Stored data
>> begin
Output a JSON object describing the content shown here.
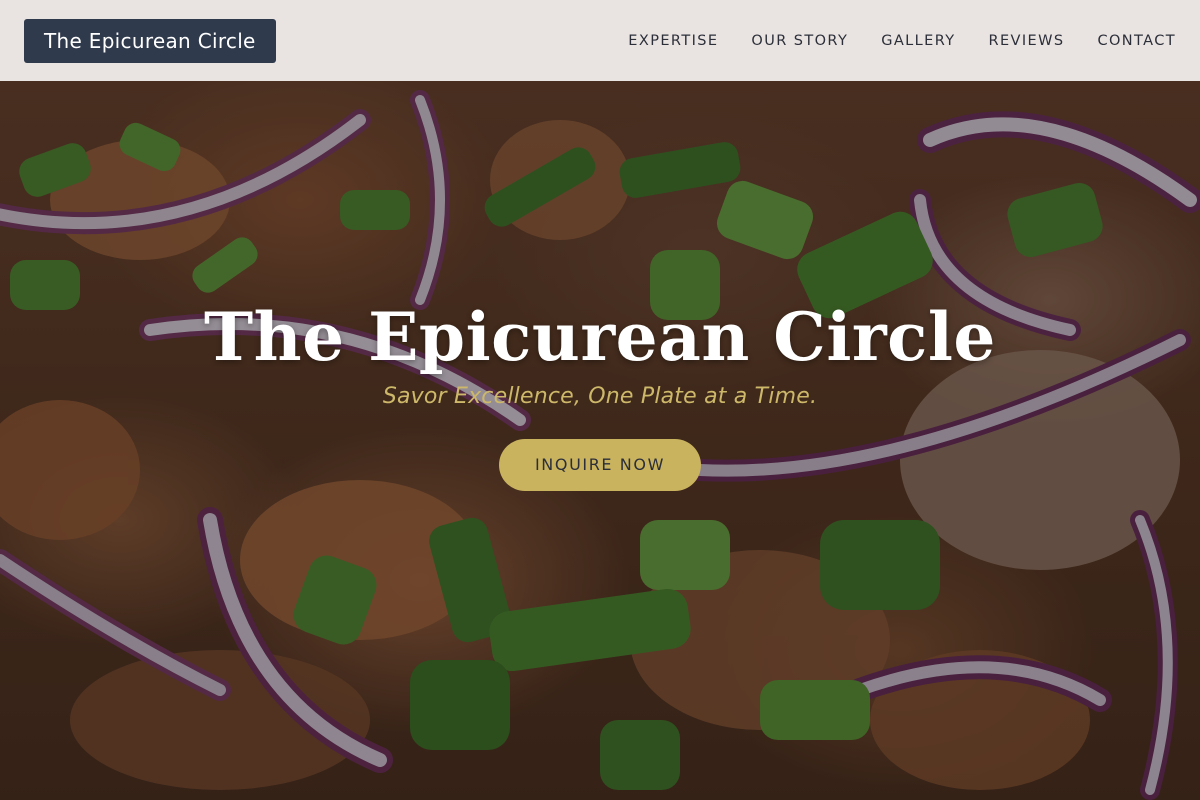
{
  "header": {
    "brand": "The Epicurean Circle",
    "nav": [
      {
        "label": "EXPERTISE"
      },
      {
        "label": "OUR STORY"
      },
      {
        "label": "GALLERY"
      },
      {
        "label": "REVIEWS"
      },
      {
        "label": "CONTACT"
      }
    ]
  },
  "hero": {
    "title": "The Epicurean Circle",
    "tagline": "Savor Excellence, One Plate at a Time.",
    "cta_label": "INQUIRE NOW",
    "background": "food-photo-onions-scallions"
  },
  "colors": {
    "header_bg": "#f5f2f0",
    "brand_bg": "#2f3a4d",
    "accent_gold": "#c9b35e",
    "tagline": "#cdb86a",
    "nav_text": "#2c2f3a"
  }
}
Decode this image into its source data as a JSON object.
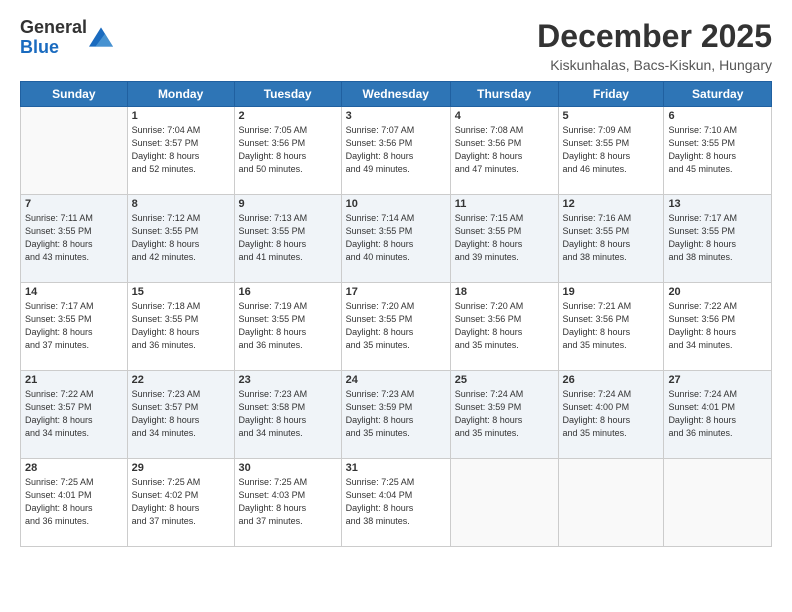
{
  "logo": {
    "line1": "General",
    "line2": "Blue"
  },
  "header": {
    "month": "December 2025",
    "location": "Kiskunhalas, Bacs-Kiskun, Hungary"
  },
  "weekdays": [
    "Sunday",
    "Monday",
    "Tuesday",
    "Wednesday",
    "Thursday",
    "Friday",
    "Saturday"
  ],
  "weeks": [
    [
      {
        "day": "",
        "info": ""
      },
      {
        "day": "1",
        "info": "Sunrise: 7:04 AM\nSunset: 3:57 PM\nDaylight: 8 hours\nand 52 minutes."
      },
      {
        "day": "2",
        "info": "Sunrise: 7:05 AM\nSunset: 3:56 PM\nDaylight: 8 hours\nand 50 minutes."
      },
      {
        "day": "3",
        "info": "Sunrise: 7:07 AM\nSunset: 3:56 PM\nDaylight: 8 hours\nand 49 minutes."
      },
      {
        "day": "4",
        "info": "Sunrise: 7:08 AM\nSunset: 3:56 PM\nDaylight: 8 hours\nand 47 minutes."
      },
      {
        "day": "5",
        "info": "Sunrise: 7:09 AM\nSunset: 3:55 PM\nDaylight: 8 hours\nand 46 minutes."
      },
      {
        "day": "6",
        "info": "Sunrise: 7:10 AM\nSunset: 3:55 PM\nDaylight: 8 hours\nand 45 minutes."
      }
    ],
    [
      {
        "day": "7",
        "info": "Sunrise: 7:11 AM\nSunset: 3:55 PM\nDaylight: 8 hours\nand 43 minutes."
      },
      {
        "day": "8",
        "info": "Sunrise: 7:12 AM\nSunset: 3:55 PM\nDaylight: 8 hours\nand 42 minutes."
      },
      {
        "day": "9",
        "info": "Sunrise: 7:13 AM\nSunset: 3:55 PM\nDaylight: 8 hours\nand 41 minutes."
      },
      {
        "day": "10",
        "info": "Sunrise: 7:14 AM\nSunset: 3:55 PM\nDaylight: 8 hours\nand 40 minutes."
      },
      {
        "day": "11",
        "info": "Sunrise: 7:15 AM\nSunset: 3:55 PM\nDaylight: 8 hours\nand 39 minutes."
      },
      {
        "day": "12",
        "info": "Sunrise: 7:16 AM\nSunset: 3:55 PM\nDaylight: 8 hours\nand 38 minutes."
      },
      {
        "day": "13",
        "info": "Sunrise: 7:17 AM\nSunset: 3:55 PM\nDaylight: 8 hours\nand 38 minutes."
      }
    ],
    [
      {
        "day": "14",
        "info": "Sunrise: 7:17 AM\nSunset: 3:55 PM\nDaylight: 8 hours\nand 37 minutes."
      },
      {
        "day": "15",
        "info": "Sunrise: 7:18 AM\nSunset: 3:55 PM\nDaylight: 8 hours\nand 36 minutes."
      },
      {
        "day": "16",
        "info": "Sunrise: 7:19 AM\nSunset: 3:55 PM\nDaylight: 8 hours\nand 36 minutes."
      },
      {
        "day": "17",
        "info": "Sunrise: 7:20 AM\nSunset: 3:55 PM\nDaylight: 8 hours\nand 35 minutes."
      },
      {
        "day": "18",
        "info": "Sunrise: 7:20 AM\nSunset: 3:56 PM\nDaylight: 8 hours\nand 35 minutes."
      },
      {
        "day": "19",
        "info": "Sunrise: 7:21 AM\nSunset: 3:56 PM\nDaylight: 8 hours\nand 35 minutes."
      },
      {
        "day": "20",
        "info": "Sunrise: 7:22 AM\nSunset: 3:56 PM\nDaylight: 8 hours\nand 34 minutes."
      }
    ],
    [
      {
        "day": "21",
        "info": "Sunrise: 7:22 AM\nSunset: 3:57 PM\nDaylight: 8 hours\nand 34 minutes."
      },
      {
        "day": "22",
        "info": "Sunrise: 7:23 AM\nSunset: 3:57 PM\nDaylight: 8 hours\nand 34 minutes."
      },
      {
        "day": "23",
        "info": "Sunrise: 7:23 AM\nSunset: 3:58 PM\nDaylight: 8 hours\nand 34 minutes."
      },
      {
        "day": "24",
        "info": "Sunrise: 7:23 AM\nSunset: 3:59 PM\nDaylight: 8 hours\nand 35 minutes."
      },
      {
        "day": "25",
        "info": "Sunrise: 7:24 AM\nSunset: 3:59 PM\nDaylight: 8 hours\nand 35 minutes."
      },
      {
        "day": "26",
        "info": "Sunrise: 7:24 AM\nSunset: 4:00 PM\nDaylight: 8 hours\nand 35 minutes."
      },
      {
        "day": "27",
        "info": "Sunrise: 7:24 AM\nSunset: 4:01 PM\nDaylight: 8 hours\nand 36 minutes."
      }
    ],
    [
      {
        "day": "28",
        "info": "Sunrise: 7:25 AM\nSunset: 4:01 PM\nDaylight: 8 hours\nand 36 minutes."
      },
      {
        "day": "29",
        "info": "Sunrise: 7:25 AM\nSunset: 4:02 PM\nDaylight: 8 hours\nand 37 minutes."
      },
      {
        "day": "30",
        "info": "Sunrise: 7:25 AM\nSunset: 4:03 PM\nDaylight: 8 hours\nand 37 minutes."
      },
      {
        "day": "31",
        "info": "Sunrise: 7:25 AM\nSunset: 4:04 PM\nDaylight: 8 hours\nand 38 minutes."
      },
      {
        "day": "",
        "info": ""
      },
      {
        "day": "",
        "info": ""
      },
      {
        "day": "",
        "info": ""
      }
    ]
  ]
}
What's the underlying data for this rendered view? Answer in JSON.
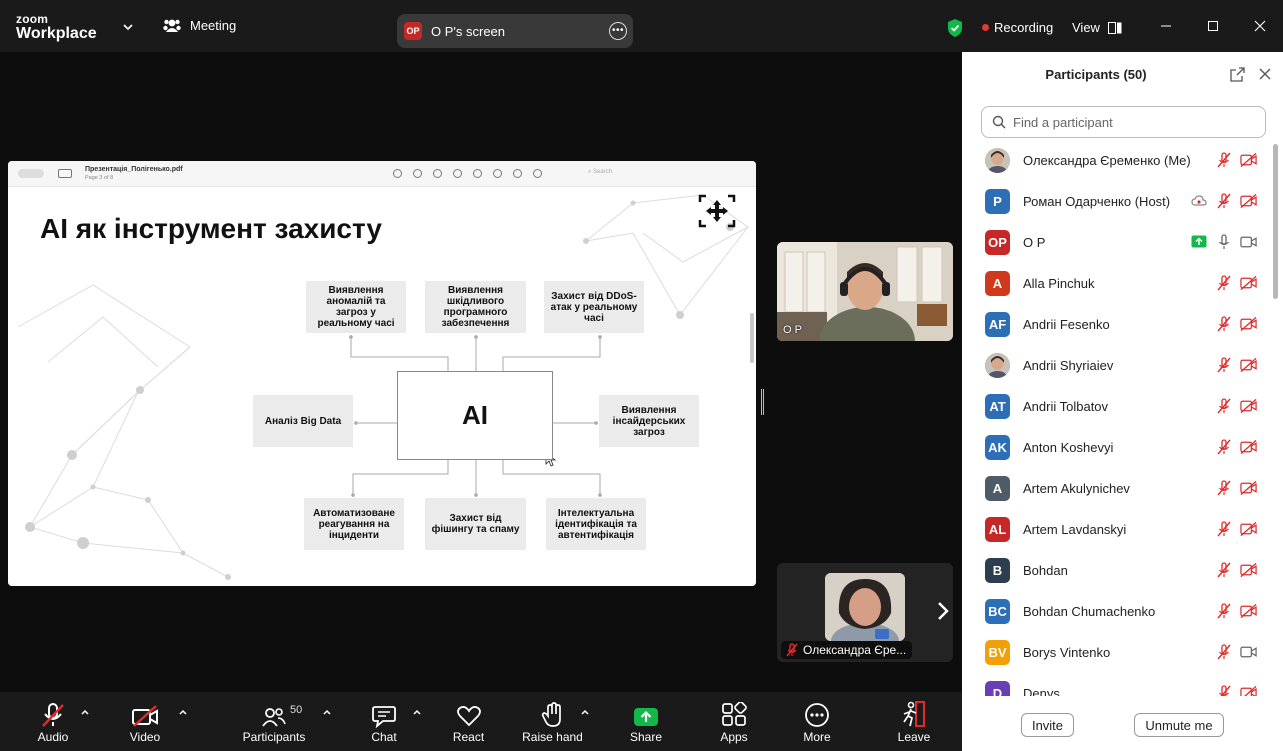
{
  "app": {
    "logo_line1": "zoom",
    "logo_line2": "Workplace",
    "meeting_label": "Meeting",
    "screen_share_label": "O P's screen",
    "screen_share_avatar": "OP",
    "recording_label": "Recording",
    "view_label": "View"
  },
  "pdf": {
    "filename": "Презентація_Полігенько.pdf",
    "page_info": "Page 3 of 8",
    "search_placeholder": "Search"
  },
  "slide": {
    "title": "AI як інструмент захисту",
    "center": "AI",
    "boxes": {
      "anomalies": "Виявлення аномалій та загроз у реальному часі",
      "malware": "Виявлення шкідливого програмного забезпечення",
      "ddos": "Захист від DDoS-атак у реальному часі",
      "bigdata": "Аналіз Big Data",
      "insider": "Виявлення інсайдерських загроз",
      "automation": "Автоматизоване реагування на інциденти",
      "phishing": "Захист від фішингу та спаму",
      "auth": "Інтелектуальна ідентифікація та автентифікація"
    }
  },
  "video": {
    "speaker_name": "O P",
    "self_name": "Олександра Єре..."
  },
  "participants": {
    "title": "Participants (50)",
    "search_placeholder": "Find a participant",
    "invite_label": "Invite",
    "unmute_label": "Unmute me",
    "list": [
      {
        "name": "Олександра Єременко (Me)",
        "avatar": "",
        "color": "#b08a6e",
        "photo": true,
        "audio": "muted",
        "video": "off"
      },
      {
        "name": "Роман Одарченко (Host)",
        "avatar": "P",
        "color": "#2d6fb7",
        "audio": "muted",
        "video": "off",
        "cloud": true
      },
      {
        "name": "O P",
        "avatar": "OP",
        "color": "#c62828",
        "audio": "on",
        "video": "on",
        "share": true
      },
      {
        "name": "Alla Pinchuk",
        "avatar": "A",
        "color": "#d0391c",
        "audio": "muted",
        "video": "off"
      },
      {
        "name": "Andrii Fesenko",
        "avatar": "AF",
        "color": "#2d6fb7",
        "audio": "muted",
        "video": "off"
      },
      {
        "name": "Andrii Shyriaiev",
        "avatar": "",
        "color": "#6b7a8f",
        "photo": true,
        "audio": "muted",
        "video": "off"
      },
      {
        "name": "Andrii Tolbatov",
        "avatar": "AT",
        "color": "#2d6fb7",
        "audio": "muted",
        "video": "off"
      },
      {
        "name": "Anton Koshevyi",
        "avatar": "AK",
        "color": "#2d6fb7",
        "audio": "muted",
        "video": "off"
      },
      {
        "name": "Artem Akulynichev",
        "avatar": "A",
        "color": "#4f5b66",
        "audio": "muted",
        "video": "off"
      },
      {
        "name": "Artem Lavdanskyi",
        "avatar": "AL",
        "color": "#c62828",
        "audio": "muted",
        "video": "off"
      },
      {
        "name": "Bohdan",
        "avatar": "B",
        "color": "#2c3e50",
        "audio": "muted",
        "video": "off"
      },
      {
        "name": "Bohdan Chumachenko",
        "avatar": "BC",
        "color": "#2d6fb7",
        "audio": "muted",
        "video": "off"
      },
      {
        "name": "Borys Vintenko",
        "avatar": "BV",
        "color": "#f2a007",
        "audio": "muted",
        "video": "on"
      },
      {
        "name": "Denys",
        "avatar": "D",
        "color": "#6a3fb5",
        "audio": "muted",
        "video": "off"
      }
    ]
  },
  "toolbar": {
    "audio": "Audio",
    "video": "Video",
    "participants": "Participants",
    "participants_count": "50",
    "chat": "Chat",
    "react": "React",
    "raise_hand": "Raise hand",
    "share": "Share",
    "apps": "Apps",
    "more": "More",
    "leave": "Leave"
  },
  "colors": {
    "accent_green": "#12b84a",
    "muted_red": "#e02b2b",
    "recording_red": "#e53935"
  }
}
>> end
» **EXERCISE BRIEF**: Check each line above for the string "часі" and show the ones that have it.

» **RESPONSE**:
      "anomalies": "Виявлення аномалій та загроз у реальному часі",
      "ddos": "Захист від DDoS-атак у реальному часі",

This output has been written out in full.